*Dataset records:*
----

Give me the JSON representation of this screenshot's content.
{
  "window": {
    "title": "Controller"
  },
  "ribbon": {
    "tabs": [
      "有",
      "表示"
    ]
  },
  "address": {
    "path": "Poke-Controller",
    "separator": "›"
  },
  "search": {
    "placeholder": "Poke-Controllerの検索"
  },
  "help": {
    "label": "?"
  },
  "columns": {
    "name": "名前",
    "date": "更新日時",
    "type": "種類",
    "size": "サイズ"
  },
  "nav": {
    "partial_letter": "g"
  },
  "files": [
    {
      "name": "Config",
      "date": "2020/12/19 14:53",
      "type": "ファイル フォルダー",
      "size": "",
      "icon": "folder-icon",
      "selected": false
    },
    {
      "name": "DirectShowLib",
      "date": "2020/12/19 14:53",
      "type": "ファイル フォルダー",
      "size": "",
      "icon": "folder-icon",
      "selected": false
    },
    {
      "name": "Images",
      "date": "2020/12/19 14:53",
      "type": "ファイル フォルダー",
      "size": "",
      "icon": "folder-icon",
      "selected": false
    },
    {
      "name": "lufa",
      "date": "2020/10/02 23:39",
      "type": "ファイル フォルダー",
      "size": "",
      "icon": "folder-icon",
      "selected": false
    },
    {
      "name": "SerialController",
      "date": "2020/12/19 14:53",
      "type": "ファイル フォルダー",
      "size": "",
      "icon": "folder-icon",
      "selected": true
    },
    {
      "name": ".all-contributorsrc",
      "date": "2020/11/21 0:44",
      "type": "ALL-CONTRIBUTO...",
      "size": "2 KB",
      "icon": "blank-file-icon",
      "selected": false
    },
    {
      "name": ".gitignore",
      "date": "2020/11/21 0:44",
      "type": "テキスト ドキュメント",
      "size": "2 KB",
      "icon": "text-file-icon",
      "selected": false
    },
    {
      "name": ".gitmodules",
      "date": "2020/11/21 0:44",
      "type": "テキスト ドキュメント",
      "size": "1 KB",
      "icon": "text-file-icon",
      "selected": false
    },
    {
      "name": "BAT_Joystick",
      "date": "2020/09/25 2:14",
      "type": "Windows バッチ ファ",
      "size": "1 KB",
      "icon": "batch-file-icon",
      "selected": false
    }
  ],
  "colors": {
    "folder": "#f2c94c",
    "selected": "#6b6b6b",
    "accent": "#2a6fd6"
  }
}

----

*Problem to solve:* Give the listing above again, word for word.

*Problem solution:*
Give me the JSON representation of this screenshot's content.
{
  "window": {
    "title": "Controller"
  },
  "ribbon": {
    "tabs": [
      "有",
      "表示"
    ]
  },
  "address": {
    "path": "Poke-Controller",
    "separator": "›"
  },
  "search": {
    "placeholder": "Poke-Controllerの検索"
  },
  "help": {
    "label": "?"
  },
  "columns": {
    "name": "名前",
    "date": "更新日時",
    "type": "種類",
    "size": "サイズ"
  },
  "nav": {
    "partial_letter": "g"
  },
  "files": [
    {
      "name": "Config",
      "date": "2020/12/19 14:53",
      "type": "ファイル フォルダー",
      "size": "",
      "icon": "folder-icon",
      "selected": false
    },
    {
      "name": "DirectShowLib",
      "date": "2020/12/19 14:53",
      "type": "ファイル フォルダー",
      "size": "",
      "icon": "folder-icon",
      "selected": false
    },
    {
      "name": "Images",
      "date": "2020/12/19 14:53",
      "type": "ファイル フォルダー",
      "size": "",
      "icon": "folder-icon",
      "selected": false
    },
    {
      "name": "lufa",
      "date": "2020/10/02 23:39",
      "type": "ファイル フォルダー",
      "size": "",
      "icon": "folder-icon",
      "selected": false
    },
    {
      "name": "SerialController",
      "date": "2020/12/19 14:53",
      "type": "ファイル フォルダー",
      "size": "",
      "icon": "folder-icon",
      "selected": true
    },
    {
      "name": ".all-contributorsrc",
      "date": "2020/11/21 0:44",
      "type": "ALL-CONTRIBUTO...",
      "size": "2 KB",
      "icon": "blank-file-icon",
      "selected": false
    },
    {
      "name": ".gitignore",
      "date": "2020/11/21 0:44",
      "type": "テキスト ドキュメント",
      "size": "2 KB",
      "icon": "text-file-icon",
      "selected": false
    },
    {
      "name": ".gitmodules",
      "date": "2020/11/21 0:44",
      "type": "テキスト ドキュメント",
      "size": "1 KB",
      "icon": "text-file-icon",
      "selected": false
    },
    {
      "name": "BAT_Joystick",
      "date": "2020/09/25 2:14",
      "type": "Windows バッチ ファ",
      "size": "1 KB",
      "icon": "batch-file-icon",
      "selected": false
    }
  ],
  "colors": {
    "folder": "#f2c94c",
    "selected": "#6b6b6b",
    "accent": "#2a6fd6"
  }
}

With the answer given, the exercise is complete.